Given exercise
Retype the records that come next, word for word.

Start Extracted data

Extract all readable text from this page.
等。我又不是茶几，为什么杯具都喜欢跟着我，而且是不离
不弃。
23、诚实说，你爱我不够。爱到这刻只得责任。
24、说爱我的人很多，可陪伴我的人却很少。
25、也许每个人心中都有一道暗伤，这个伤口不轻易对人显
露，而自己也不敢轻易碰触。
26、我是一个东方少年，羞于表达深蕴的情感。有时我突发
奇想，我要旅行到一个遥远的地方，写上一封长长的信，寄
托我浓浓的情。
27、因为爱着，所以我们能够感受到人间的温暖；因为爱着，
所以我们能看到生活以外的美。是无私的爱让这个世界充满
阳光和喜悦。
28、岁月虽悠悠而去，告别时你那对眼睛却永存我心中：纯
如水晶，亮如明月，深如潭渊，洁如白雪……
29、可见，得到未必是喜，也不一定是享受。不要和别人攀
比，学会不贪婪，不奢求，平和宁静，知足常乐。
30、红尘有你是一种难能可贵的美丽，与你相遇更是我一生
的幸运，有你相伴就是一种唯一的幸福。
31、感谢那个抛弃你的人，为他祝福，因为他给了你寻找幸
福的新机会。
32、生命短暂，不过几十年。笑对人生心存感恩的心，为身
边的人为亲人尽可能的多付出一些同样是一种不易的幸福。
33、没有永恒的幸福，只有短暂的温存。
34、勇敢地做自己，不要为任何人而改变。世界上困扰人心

End Extracted data

Answer for the task
Extract all readable text from this page.
等。我又不是茶几，为什么杯具都喜欢跟着我，而且是不离
不弃。
23、诚实说，你爱我不够。爱到这刻只得责任。
24、说爱我的人很多，可陪伴我的人却很少。
25、也许每个人心中都有一道暗伤，这个伤口不轻易对人显
露，而自己也不敢轻易碰触。
26、我是一个东方少年，羞于表达深蕴的情感。有时我突发
奇想，我要旅行到一个遥远的地方，写上一封长长的信，寄
托我浓浓的情。
27、因为爱着，所以我们能够感受到人间的温暖；因为爱着，
所以我们能看到生活以外的美。是无私的爱让这个世界充满
阳光和喜悦。
28、岁月虽悠悠而去，告别时你那对眼睛却永存我心中：纯
如水晶，亮如明月，深如潭渊，洁如白雪……
29、可见，得到未必是喜，也不一定是享受。不要和别人攀
比，学会不贪婪，不奢求，平和宁静，知足常乐。
30、红尘有你是一种难能可贵的美丽，与你相遇更是我一生
的幸运，有你相伴就是一种唯一的幸福。
31、感谢那个抛弃你的人，为他祝福，因为他给了你寻找幸
福的新机会。
32、生命短暂，不过几十年。笑对人生心存感恩的心，为身
边的人为亲人尽可能的多付出一些同样是一种不易的幸福。
33、没有永恒的幸福，只有短暂的温存。
34、勇敢地做自己，不要为任何人而改变。世界上困扰人心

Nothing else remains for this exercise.